[start DATA]

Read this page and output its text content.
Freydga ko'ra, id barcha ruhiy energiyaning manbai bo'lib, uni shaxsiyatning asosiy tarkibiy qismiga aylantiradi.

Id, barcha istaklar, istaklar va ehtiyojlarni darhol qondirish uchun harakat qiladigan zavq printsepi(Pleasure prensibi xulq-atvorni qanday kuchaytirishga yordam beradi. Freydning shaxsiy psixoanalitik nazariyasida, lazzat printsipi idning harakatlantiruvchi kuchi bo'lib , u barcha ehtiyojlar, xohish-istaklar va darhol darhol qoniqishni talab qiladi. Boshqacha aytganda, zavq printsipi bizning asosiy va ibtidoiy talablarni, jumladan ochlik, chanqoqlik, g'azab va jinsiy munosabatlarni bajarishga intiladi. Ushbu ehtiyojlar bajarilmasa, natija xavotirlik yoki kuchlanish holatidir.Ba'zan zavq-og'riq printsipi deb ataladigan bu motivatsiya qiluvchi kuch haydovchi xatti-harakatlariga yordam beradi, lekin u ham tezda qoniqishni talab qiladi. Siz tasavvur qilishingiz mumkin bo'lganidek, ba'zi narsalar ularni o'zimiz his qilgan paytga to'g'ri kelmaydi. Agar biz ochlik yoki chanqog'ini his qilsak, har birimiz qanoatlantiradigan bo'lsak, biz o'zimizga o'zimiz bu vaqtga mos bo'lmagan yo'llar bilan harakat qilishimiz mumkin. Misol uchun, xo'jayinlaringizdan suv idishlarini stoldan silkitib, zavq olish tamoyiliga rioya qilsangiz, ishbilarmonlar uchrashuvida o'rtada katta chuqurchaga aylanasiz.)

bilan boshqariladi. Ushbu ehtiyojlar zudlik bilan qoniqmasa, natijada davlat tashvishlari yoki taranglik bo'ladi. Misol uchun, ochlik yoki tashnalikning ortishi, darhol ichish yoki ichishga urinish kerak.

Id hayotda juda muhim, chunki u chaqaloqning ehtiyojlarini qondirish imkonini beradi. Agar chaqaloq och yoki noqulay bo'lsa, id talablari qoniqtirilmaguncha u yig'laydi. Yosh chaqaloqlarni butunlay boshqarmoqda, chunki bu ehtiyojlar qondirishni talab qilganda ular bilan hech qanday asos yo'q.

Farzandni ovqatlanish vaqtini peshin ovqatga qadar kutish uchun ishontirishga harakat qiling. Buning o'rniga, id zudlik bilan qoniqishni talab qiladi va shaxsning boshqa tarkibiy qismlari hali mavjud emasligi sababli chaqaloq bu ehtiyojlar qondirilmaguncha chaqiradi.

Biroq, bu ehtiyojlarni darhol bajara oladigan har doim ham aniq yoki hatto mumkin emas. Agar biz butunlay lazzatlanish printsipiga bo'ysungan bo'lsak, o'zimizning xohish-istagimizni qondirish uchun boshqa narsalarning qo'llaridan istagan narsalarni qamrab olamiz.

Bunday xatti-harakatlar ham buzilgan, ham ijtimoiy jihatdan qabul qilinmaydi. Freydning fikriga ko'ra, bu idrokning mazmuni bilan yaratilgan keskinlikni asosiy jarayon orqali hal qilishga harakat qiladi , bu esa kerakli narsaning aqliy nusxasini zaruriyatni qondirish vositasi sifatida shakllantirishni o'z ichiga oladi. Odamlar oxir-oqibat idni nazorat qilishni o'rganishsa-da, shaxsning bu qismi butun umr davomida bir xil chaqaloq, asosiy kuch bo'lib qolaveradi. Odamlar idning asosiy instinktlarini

[end DATA]

**TASK OBJECTIVE**: Generate an exact reproduction of all entries.

**EXERCISE ANSWER**:
Read this page and output its text content.
Freydga ko'ra, id barcha ruhiy energiyaning manbai bo'lib, uni shaxsiyatning asosiy tarkibiy qismiga aylantiradi.

Id, barcha istaklar, istaklar va ehtiyojlarni darhol qondirish uchun harakat qiladigan zavq printsepi(Pleasure prensibi xulq-atvorni qanday kuchaytirishga yordam beradi. Freydning shaxsiy psixoanalitik nazariyasida, lazzat printsipi idning harakatlantiruvchi kuchi bo'lib , u barcha ehtiyojlar, xohish-istaklar va darhol darhol qoniqishni talab qiladi. Boshqacha aytganda, zavq printsipi bizning asosiy va ibtidoiy talablarni, jumladan ochlik, chanqoqlik, g'azab va jinsiy munosabatlarni bajarishga intiladi. Ushbu ehtiyojlar bajarilmasa, natija xavotirlik yoki kuchlanish holatidir.Ba'zan zavq-og'riq printsipi deb ataladigan bu motivatsiya qiluvchi kuch haydovchi xatti-harakatlariga yordam beradi, lekin u ham tezda qoniqishni talab qiladi. Siz tasavvur qilishingiz mumkin bo'lganidek, ba'zi narsalar ularni o'zimiz his qilgan paytga to'g'ri kelmaydi. Agar biz ochlik yoki chanqog'ini his qilsak, har birimiz qanoatlantiradigan bo'lsak, biz o'zimizga o'zimiz bu vaqtga mos bo'lmagan yo'llar bilan harakat qilishimiz mumkin. Misol uchun, xo'jayinlaringizdan suv idishlarini stoldan silkitib, zavq olish tamoyiliga rioya qilsangiz, ishbilarmonlar uchrashuvida o'rtada katta chuqurchaga aylanasiz.)

bilan boshqariladi. Ushbu ehtiyojlar zudlik bilan qoniqmasa, natijada davlat tashvishlari yoki taranglik bo'ladi. Misol uchun, ochlik yoki tashnalikning ortishi, darhol ichish yoki ichishga urinish kerak.

Id hayotda juda muhim, chunki u chaqaloqning ehtiyojlarini qondirish imkonini beradi. Agar chaqaloq och yoki noqulay bo'lsa, id talablari qoniqtirilmaguncha u yig'laydi. Yosh chaqaloqlarni butunlay boshqarmoqda, chunki bu ehtiyojlar qondirishni talab qilganda ular bilan hech qanday asos yo'q.

Farzandni ovqatlanish vaqtini peshin ovqatga qadar kutish uchun ishontirishga harakat qiling. Buning o'rniga, id zudlik bilan qoniqishni talab qiladi va shaxsning boshqa tarkibiy qismlari hali mavjud emasligi sababli chaqaloq bu ehtiyojlar qondirilmaguncha chaqiradi.

Biroq, bu ehtiyojlarni darhol bajara oladigan har doim ham aniq yoki hatto mumkin emas. Agar biz butunlay lazzatlanish printsipiga bo'ysungan bo'lsak, o'zimizning xohish-istagimizni qondirish uchun boshqa narsalarning qo'llaridan istagan narsalarni qamrab olamiz.

Bunday xatti-harakatlar ham buzilgan, ham ijtimoiy jihatdan qabul qilinmaydi. Freydning fikriga ko'ra, bu idrokning mazmuni bilan yaratilgan keskinlikni asosiy jarayon orqali hal qilishga harakat qiladi , bu esa kerakli narsaning aqliy nusxasini zaruriyatni qondirish vositasi sifatida shakllantirishni o'z ichiga oladi. Odamlar oxir-oqibat idni nazorat qilishni o'rganishsa-da, shaxsning bu qismi butun umr davomida bir xil chaqaloq, asosiy kuch bo'lib qolaveradi. Odamlar idning asosiy instinktlarini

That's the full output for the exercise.